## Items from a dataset

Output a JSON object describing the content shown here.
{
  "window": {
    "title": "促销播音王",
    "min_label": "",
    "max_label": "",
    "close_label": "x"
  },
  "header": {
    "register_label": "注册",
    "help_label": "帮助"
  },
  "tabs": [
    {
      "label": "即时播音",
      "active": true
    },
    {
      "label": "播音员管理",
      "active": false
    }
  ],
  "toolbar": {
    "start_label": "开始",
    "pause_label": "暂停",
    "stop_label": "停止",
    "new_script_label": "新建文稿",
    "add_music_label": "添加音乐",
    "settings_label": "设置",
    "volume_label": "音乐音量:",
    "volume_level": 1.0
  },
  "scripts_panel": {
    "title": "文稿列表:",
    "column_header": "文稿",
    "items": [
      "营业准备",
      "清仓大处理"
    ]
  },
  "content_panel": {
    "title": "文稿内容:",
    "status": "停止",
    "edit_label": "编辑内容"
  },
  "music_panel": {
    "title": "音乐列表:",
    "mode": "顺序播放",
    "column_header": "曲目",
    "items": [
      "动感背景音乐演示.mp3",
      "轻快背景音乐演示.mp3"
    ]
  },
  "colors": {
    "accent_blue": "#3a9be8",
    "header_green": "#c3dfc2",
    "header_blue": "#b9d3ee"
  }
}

## WRITTEN PROBLEM
Reproduce all of the records exactly.

## ANSWER TO THE PROBLEM
Output a JSON object describing the content shown here.
{
  "window": {
    "title": "促销播音王",
    "min_label": "",
    "max_label": "",
    "close_label": "x"
  },
  "header": {
    "register_label": "注册",
    "help_label": "帮助"
  },
  "tabs": [
    {
      "label": "即时播音",
      "active": true
    },
    {
      "label": "播音员管理",
      "active": false
    }
  ],
  "toolbar": {
    "start_label": "开始",
    "pause_label": "暂停",
    "stop_label": "停止",
    "new_script_label": "新建文稿",
    "add_music_label": "添加音乐",
    "settings_label": "设置",
    "volume_label": "音乐音量:",
    "volume_level": 1.0
  },
  "scripts_panel": {
    "title": "文稿列表:",
    "column_header": "文稿",
    "items": [
      "营业准备",
      "清仓大处理"
    ]
  },
  "content_panel": {
    "title": "文稿内容:",
    "status": "停止",
    "edit_label": "编辑内容"
  },
  "music_panel": {
    "title": "音乐列表:",
    "mode": "顺序播放",
    "column_header": "曲目",
    "items": [
      "动感背景音乐演示.mp3",
      "轻快背景音乐演示.mp3"
    ]
  },
  "colors": {
    "accent_blue": "#3a9be8",
    "header_green": "#c3dfc2",
    "header_blue": "#b9d3ee"
  }
}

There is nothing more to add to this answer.